⟨

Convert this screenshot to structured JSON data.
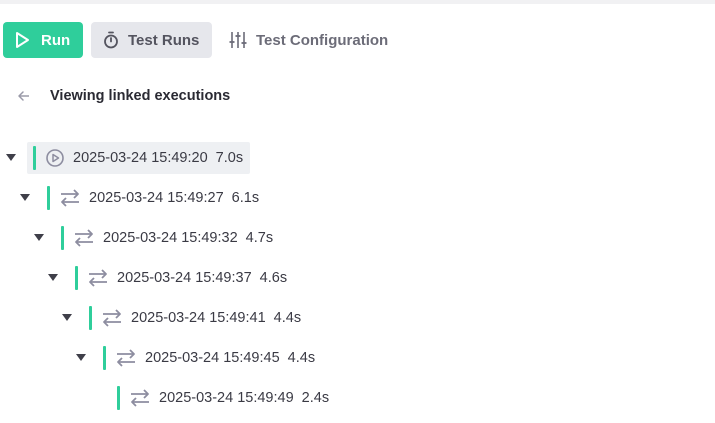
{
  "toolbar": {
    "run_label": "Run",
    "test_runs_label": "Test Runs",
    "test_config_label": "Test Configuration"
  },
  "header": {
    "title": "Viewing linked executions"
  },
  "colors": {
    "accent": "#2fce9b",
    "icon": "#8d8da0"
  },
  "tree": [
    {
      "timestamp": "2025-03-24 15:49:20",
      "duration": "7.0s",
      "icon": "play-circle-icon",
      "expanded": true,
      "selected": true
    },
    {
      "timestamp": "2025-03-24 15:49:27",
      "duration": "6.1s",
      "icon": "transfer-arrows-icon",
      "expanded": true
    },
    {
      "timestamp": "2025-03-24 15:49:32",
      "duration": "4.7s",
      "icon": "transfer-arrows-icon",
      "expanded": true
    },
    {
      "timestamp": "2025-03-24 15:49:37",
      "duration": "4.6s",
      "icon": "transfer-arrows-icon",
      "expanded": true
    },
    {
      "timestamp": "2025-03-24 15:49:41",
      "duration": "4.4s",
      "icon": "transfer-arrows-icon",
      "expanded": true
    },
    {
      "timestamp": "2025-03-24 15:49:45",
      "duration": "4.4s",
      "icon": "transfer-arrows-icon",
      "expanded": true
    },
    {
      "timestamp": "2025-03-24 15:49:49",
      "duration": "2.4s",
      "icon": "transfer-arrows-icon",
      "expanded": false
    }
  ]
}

⟩
⟨

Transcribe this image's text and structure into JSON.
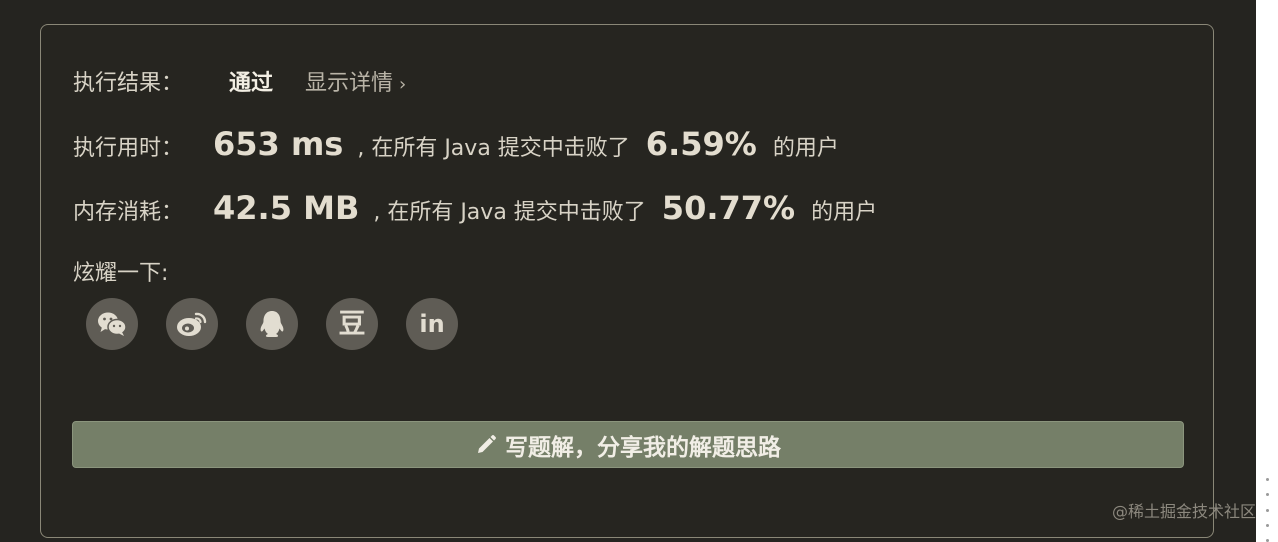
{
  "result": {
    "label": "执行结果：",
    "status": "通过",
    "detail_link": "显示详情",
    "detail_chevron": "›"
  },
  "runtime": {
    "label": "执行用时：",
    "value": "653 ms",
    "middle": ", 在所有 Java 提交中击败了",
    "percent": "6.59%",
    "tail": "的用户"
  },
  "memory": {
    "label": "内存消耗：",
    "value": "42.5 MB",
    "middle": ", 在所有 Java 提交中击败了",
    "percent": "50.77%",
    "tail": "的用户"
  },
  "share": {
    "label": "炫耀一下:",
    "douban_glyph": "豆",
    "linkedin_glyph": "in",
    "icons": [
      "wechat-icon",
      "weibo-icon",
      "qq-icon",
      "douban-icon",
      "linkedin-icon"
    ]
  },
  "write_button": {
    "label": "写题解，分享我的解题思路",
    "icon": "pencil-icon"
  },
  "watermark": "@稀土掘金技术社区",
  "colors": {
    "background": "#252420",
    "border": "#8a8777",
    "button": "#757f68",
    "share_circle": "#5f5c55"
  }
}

⟩

**WHAT THE TASK ASKS:** Single out each line of the records above with the string "JSON" in it, and copy it.

**THE ANSWER:**
Convert this screenshot to structured JSON data.
Transcribe this image's text and structure into JSON.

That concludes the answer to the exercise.